Below is some material; transcribe all of it exactly.

→ Recorded data
┏━━

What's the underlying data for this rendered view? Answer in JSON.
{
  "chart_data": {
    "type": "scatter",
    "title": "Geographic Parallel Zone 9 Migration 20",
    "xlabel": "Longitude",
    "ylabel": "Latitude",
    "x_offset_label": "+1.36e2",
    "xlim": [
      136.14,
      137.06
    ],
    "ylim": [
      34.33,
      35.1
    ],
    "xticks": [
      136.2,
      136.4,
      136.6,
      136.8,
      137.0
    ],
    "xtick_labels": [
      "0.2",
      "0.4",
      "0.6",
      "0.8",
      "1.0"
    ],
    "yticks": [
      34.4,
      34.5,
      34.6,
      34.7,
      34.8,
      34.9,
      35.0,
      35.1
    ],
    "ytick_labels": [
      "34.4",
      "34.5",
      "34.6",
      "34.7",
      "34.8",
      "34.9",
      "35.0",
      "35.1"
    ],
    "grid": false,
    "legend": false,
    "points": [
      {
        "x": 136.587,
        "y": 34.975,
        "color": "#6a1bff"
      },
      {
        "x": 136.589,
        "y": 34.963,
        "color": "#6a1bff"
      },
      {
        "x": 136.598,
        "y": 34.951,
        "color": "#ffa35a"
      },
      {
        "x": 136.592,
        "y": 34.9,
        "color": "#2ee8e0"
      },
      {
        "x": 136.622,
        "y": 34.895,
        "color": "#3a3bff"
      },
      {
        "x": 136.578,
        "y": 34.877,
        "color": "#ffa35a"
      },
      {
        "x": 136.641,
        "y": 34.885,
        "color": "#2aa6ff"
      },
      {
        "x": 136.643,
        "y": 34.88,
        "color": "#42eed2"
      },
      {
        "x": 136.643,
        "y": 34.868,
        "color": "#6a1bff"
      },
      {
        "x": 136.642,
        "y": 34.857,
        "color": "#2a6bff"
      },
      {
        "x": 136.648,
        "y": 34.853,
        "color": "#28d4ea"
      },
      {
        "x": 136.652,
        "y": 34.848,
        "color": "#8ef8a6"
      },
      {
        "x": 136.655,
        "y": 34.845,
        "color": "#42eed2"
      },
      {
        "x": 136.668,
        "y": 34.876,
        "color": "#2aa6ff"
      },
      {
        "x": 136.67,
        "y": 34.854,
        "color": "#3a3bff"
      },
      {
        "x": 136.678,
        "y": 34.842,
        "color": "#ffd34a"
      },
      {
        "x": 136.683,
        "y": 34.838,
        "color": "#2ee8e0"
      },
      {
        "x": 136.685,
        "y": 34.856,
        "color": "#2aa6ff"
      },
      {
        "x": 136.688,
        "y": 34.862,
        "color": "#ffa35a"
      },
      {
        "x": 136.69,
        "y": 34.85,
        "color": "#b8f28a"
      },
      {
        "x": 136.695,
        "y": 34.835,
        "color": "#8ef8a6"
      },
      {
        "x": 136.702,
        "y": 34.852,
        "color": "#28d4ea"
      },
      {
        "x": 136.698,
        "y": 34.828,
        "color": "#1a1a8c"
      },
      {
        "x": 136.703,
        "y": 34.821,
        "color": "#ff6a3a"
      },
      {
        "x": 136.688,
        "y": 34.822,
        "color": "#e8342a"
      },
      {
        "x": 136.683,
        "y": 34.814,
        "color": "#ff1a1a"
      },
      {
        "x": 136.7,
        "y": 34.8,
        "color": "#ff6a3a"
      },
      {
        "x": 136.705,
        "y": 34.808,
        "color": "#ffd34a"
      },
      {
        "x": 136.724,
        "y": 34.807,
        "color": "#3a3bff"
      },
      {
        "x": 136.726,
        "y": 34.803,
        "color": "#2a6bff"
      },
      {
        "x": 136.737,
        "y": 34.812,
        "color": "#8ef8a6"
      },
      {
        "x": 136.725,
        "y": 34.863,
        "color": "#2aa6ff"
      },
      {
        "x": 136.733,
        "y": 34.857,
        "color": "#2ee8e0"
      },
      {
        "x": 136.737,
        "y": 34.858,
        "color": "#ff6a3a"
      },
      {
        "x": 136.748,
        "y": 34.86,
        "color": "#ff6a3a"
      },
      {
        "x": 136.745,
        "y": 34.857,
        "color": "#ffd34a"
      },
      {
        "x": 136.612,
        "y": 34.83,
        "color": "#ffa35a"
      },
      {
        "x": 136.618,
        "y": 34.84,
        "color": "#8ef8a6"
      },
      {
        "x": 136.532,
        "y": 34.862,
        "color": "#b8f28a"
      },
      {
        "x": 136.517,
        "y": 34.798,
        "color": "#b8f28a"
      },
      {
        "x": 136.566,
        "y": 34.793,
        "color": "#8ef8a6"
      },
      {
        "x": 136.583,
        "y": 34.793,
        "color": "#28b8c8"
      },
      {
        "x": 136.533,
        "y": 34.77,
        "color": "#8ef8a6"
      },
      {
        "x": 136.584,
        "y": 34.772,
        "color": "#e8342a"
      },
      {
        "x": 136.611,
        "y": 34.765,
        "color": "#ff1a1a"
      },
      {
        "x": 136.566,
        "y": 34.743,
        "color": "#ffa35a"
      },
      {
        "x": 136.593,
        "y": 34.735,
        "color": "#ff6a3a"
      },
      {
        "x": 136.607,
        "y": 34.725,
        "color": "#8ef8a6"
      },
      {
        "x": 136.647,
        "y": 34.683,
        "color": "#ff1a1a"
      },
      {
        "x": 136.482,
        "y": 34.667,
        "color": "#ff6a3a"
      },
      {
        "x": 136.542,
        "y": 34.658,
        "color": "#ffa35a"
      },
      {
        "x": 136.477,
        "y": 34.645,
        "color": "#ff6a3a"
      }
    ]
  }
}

┗━━

→ Written solution
What's the underlying data for this rendered view? Answer in JSON.
{
  "chart_data": {
    "type": "scatter",
    "title": "Geographic Parallel Zone 9 Migration 20",
    "xlabel": "Longitude",
    "ylabel": "Latitude",
    "x_offset_label": "+1.36e2",
    "xlim": [
      136.14,
      137.06
    ],
    "ylim": [
      34.33,
      35.1
    ],
    "xticks": [
      136.2,
      136.4,
      136.6,
      136.8,
      137.0
    ],
    "xtick_labels": [
      "0.2",
      "0.4",
      "0.6",
      "0.8",
      "1.0"
    ],
    "yticks": [
      34.4,
      34.5,
      34.6,
      34.7,
      34.8,
      34.9,
      35.0,
      35.1
    ],
    "ytick_labels": [
      "34.4",
      "34.5",
      "34.6",
      "34.7",
      "34.8",
      "34.9",
      "35.0",
      "35.1"
    ],
    "grid": false,
    "legend": false,
    "points": [
      {
        "x": 136.587,
        "y": 34.975,
        "color": "#6a1bff"
      },
      {
        "x": 136.589,
        "y": 34.963,
        "color": "#6a1bff"
      },
      {
        "x": 136.598,
        "y": 34.951,
        "color": "#ffa35a"
      },
      {
        "x": 136.592,
        "y": 34.9,
        "color": "#2ee8e0"
      },
      {
        "x": 136.622,
        "y": 34.895,
        "color": "#3a3bff"
      },
      {
        "x": 136.578,
        "y": 34.877,
        "color": "#ffa35a"
      },
      {
        "x": 136.641,
        "y": 34.885,
        "color": "#2aa6ff"
      },
      {
        "x": 136.643,
        "y": 34.88,
        "color": "#42eed2"
      },
      {
        "x": 136.643,
        "y": 34.868,
        "color": "#6a1bff"
      },
      {
        "x": 136.642,
        "y": 34.857,
        "color": "#2a6bff"
      },
      {
        "x": 136.648,
        "y": 34.853,
        "color": "#28d4ea"
      },
      {
        "x": 136.652,
        "y": 34.848,
        "color": "#8ef8a6"
      },
      {
        "x": 136.655,
        "y": 34.845,
        "color": "#42eed2"
      },
      {
        "x": 136.668,
        "y": 34.876,
        "color": "#2aa6ff"
      },
      {
        "x": 136.67,
        "y": 34.854,
        "color": "#3a3bff"
      },
      {
        "x": 136.678,
        "y": 34.842,
        "color": "#ffd34a"
      },
      {
        "x": 136.683,
        "y": 34.838,
        "color": "#2ee8e0"
      },
      {
        "x": 136.685,
        "y": 34.856,
        "color": "#2aa6ff"
      },
      {
        "x": 136.688,
        "y": 34.862,
        "color": "#ffa35a"
      },
      {
        "x": 136.69,
        "y": 34.85,
        "color": "#b8f28a"
      },
      {
        "x": 136.695,
        "y": 34.835,
        "color": "#8ef8a6"
      },
      {
        "x": 136.702,
        "y": 34.852,
        "color": "#28d4ea"
      },
      {
        "x": 136.698,
        "y": 34.828,
        "color": "#1a1a8c"
      },
      {
        "x": 136.703,
        "y": 34.821,
        "color": "#ff6a3a"
      },
      {
        "x": 136.688,
        "y": 34.822,
        "color": "#e8342a"
      },
      {
        "x": 136.683,
        "y": 34.814,
        "color": "#ff1a1a"
      },
      {
        "x": 136.7,
        "y": 34.8,
        "color": "#ff6a3a"
      },
      {
        "x": 136.705,
        "y": 34.808,
        "color": "#ffd34a"
      },
      {
        "x": 136.724,
        "y": 34.807,
        "color": "#3a3bff"
      },
      {
        "x": 136.726,
        "y": 34.803,
        "color": "#2a6bff"
      },
      {
        "x": 136.737,
        "y": 34.812,
        "color": "#8ef8a6"
      },
      {
        "x": 136.725,
        "y": 34.863,
        "color": "#2aa6ff"
      },
      {
        "x": 136.733,
        "y": 34.857,
        "color": "#2ee8e0"
      },
      {
        "x": 136.737,
        "y": 34.858,
        "color": "#ff6a3a"
      },
      {
        "x": 136.748,
        "y": 34.86,
        "color": "#ff6a3a"
      },
      {
        "x": 136.745,
        "y": 34.857,
        "color": "#ffd34a"
      },
      {
        "x": 136.612,
        "y": 34.83,
        "color": "#ffa35a"
      },
      {
        "x": 136.618,
        "y": 34.84,
        "color": "#8ef8a6"
      },
      {
        "x": 136.532,
        "y": 34.862,
        "color": "#b8f28a"
      },
      {
        "x": 136.517,
        "y": 34.798,
        "color": "#b8f28a"
      },
      {
        "x": 136.566,
        "y": 34.793,
        "color": "#8ef8a6"
      },
      {
        "x": 136.583,
        "y": 34.793,
        "color": "#28b8c8"
      },
      {
        "x": 136.533,
        "y": 34.77,
        "color": "#8ef8a6"
      },
      {
        "x": 136.584,
        "y": 34.772,
        "color": "#e8342a"
      },
      {
        "x": 136.611,
        "y": 34.765,
        "color": "#ff1a1a"
      },
      {
        "x": 136.566,
        "y": 34.743,
        "color": "#ffa35a"
      },
      {
        "x": 136.593,
        "y": 34.735,
        "color": "#ff6a3a"
      },
      {
        "x": 136.607,
        "y": 34.725,
        "color": "#8ef8a6"
      },
      {
        "x": 136.647,
        "y": 34.683,
        "color": "#ff1a1a"
      },
      {
        "x": 136.482,
        "y": 34.667,
        "color": "#ff6a3a"
      },
      {
        "x": 136.542,
        "y": 34.658,
        "color": "#ffa35a"
      },
      {
        "x": 136.477,
        "y": 34.645,
        "color": "#ff6a3a"
      }
    ]
  }
}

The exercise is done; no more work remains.